Identify the lines that contain the string "right" and copy all of them.

═════ Source data ═════

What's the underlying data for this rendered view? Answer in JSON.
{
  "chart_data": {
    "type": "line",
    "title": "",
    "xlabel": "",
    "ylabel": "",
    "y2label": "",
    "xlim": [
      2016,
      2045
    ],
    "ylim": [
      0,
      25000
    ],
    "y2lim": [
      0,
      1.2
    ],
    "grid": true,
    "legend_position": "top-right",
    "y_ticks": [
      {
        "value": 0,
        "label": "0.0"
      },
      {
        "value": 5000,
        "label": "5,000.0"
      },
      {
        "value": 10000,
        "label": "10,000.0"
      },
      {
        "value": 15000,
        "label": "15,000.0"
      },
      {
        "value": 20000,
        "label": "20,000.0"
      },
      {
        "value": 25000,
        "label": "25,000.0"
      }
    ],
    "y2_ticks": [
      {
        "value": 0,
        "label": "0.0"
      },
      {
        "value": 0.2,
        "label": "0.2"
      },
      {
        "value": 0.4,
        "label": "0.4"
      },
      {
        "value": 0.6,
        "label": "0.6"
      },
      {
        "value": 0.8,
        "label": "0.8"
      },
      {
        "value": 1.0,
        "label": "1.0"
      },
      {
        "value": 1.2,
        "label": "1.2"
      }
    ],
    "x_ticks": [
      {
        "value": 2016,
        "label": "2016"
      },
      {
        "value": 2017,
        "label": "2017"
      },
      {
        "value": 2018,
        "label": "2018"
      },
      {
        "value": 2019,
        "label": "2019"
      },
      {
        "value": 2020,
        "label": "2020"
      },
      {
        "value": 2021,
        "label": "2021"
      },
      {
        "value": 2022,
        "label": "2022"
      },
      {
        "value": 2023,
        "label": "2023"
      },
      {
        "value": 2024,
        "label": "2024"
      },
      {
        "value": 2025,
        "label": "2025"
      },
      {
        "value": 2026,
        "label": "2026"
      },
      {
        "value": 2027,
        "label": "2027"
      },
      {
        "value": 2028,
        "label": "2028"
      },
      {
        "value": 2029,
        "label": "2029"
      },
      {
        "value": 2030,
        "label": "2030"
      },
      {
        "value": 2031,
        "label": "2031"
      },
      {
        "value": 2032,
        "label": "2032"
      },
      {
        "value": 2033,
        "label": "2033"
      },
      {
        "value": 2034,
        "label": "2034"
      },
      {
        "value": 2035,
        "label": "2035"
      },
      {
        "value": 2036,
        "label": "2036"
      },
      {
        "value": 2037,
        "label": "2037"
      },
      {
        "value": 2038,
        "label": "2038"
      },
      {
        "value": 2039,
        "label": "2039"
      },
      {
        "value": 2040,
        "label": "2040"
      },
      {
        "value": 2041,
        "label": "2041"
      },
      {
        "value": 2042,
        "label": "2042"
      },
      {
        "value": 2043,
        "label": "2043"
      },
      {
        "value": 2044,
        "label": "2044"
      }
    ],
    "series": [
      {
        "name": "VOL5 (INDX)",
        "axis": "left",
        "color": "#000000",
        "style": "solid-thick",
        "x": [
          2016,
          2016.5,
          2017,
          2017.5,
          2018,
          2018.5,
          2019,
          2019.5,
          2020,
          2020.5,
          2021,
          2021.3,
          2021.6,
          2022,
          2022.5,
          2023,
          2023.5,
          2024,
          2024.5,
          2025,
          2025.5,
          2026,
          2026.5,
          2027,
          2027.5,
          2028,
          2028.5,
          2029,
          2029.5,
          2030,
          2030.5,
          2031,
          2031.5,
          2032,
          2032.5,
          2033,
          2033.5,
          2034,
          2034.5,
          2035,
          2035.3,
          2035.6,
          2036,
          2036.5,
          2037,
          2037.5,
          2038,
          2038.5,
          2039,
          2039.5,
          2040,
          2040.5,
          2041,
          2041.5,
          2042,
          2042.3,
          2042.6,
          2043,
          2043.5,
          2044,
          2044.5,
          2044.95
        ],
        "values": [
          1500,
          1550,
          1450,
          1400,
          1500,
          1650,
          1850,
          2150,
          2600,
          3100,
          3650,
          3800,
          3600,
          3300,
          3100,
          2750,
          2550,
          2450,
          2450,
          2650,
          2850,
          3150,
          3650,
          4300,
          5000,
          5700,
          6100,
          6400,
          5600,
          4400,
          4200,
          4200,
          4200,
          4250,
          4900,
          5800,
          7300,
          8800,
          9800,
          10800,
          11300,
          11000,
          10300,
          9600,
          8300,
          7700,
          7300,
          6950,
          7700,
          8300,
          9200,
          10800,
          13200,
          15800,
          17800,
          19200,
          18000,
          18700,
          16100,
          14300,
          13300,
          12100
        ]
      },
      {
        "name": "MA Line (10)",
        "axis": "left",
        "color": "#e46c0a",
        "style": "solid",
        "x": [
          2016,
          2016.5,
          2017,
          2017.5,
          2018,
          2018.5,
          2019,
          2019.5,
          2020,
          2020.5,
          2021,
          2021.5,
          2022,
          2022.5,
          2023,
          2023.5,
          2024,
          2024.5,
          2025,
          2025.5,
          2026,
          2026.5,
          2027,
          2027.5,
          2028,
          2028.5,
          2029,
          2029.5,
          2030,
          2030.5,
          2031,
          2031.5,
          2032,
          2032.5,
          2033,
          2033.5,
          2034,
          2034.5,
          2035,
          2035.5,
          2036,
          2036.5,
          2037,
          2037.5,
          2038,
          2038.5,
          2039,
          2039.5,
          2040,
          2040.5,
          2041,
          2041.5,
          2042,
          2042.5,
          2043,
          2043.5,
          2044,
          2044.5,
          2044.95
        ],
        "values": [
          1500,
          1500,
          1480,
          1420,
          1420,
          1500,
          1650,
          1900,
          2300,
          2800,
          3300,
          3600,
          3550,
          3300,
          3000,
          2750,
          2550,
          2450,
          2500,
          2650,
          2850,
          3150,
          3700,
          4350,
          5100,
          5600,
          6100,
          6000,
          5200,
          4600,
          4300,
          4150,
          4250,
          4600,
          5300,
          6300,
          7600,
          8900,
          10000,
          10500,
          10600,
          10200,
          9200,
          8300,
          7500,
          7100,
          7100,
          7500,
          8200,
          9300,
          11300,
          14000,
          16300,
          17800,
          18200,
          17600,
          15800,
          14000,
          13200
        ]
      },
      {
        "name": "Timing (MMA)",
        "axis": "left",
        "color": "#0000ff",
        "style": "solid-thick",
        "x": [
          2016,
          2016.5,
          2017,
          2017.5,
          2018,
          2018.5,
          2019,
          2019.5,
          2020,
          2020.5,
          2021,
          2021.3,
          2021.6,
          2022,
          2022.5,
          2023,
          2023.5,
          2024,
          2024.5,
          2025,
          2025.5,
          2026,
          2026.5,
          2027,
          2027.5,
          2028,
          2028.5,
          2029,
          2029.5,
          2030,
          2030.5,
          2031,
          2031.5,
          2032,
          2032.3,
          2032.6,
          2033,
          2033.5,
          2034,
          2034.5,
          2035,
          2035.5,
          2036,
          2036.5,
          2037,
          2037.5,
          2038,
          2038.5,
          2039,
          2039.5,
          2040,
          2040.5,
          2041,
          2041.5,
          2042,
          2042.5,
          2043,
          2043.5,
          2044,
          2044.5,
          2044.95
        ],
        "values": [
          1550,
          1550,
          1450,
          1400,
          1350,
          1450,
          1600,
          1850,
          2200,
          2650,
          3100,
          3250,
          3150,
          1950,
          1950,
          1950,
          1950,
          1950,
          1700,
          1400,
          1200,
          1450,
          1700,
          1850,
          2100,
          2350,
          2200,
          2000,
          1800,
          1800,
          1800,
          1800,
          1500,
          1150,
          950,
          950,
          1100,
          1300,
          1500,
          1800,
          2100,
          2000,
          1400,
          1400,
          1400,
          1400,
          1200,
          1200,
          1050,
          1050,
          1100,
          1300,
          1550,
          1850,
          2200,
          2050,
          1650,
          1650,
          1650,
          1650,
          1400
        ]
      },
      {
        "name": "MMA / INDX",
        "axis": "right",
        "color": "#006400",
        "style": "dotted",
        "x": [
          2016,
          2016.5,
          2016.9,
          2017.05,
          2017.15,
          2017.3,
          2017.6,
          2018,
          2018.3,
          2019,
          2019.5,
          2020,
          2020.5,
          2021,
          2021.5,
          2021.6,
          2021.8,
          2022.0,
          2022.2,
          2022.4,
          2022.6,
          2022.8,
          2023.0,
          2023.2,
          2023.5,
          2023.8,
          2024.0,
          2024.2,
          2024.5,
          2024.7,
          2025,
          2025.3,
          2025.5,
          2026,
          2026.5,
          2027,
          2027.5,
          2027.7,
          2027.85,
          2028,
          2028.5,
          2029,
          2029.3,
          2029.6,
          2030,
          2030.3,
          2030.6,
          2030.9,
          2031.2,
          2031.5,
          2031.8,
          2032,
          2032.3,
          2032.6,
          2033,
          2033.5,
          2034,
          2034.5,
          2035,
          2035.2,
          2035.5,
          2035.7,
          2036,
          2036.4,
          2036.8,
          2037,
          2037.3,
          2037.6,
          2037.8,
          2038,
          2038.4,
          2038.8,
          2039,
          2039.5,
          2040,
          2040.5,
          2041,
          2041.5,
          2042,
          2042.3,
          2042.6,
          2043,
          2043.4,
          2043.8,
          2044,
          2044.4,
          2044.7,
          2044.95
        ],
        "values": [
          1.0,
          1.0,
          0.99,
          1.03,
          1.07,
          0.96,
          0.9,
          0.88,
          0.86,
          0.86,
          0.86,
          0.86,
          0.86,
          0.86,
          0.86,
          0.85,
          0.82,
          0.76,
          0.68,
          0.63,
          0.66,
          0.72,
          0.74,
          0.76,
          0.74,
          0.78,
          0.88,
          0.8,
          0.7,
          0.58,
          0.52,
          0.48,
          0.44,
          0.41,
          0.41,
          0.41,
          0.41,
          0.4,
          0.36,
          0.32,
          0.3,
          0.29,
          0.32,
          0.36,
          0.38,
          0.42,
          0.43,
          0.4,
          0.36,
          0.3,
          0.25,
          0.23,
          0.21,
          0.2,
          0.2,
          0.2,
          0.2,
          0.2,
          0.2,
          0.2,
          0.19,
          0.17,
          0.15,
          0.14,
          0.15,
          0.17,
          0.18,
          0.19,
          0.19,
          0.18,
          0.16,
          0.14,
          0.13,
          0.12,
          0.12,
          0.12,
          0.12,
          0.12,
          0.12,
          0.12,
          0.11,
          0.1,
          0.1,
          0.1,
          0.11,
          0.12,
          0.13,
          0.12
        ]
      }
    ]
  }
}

═════

## Correct answer
    "legend_position": "top-right",
        "axis": "right",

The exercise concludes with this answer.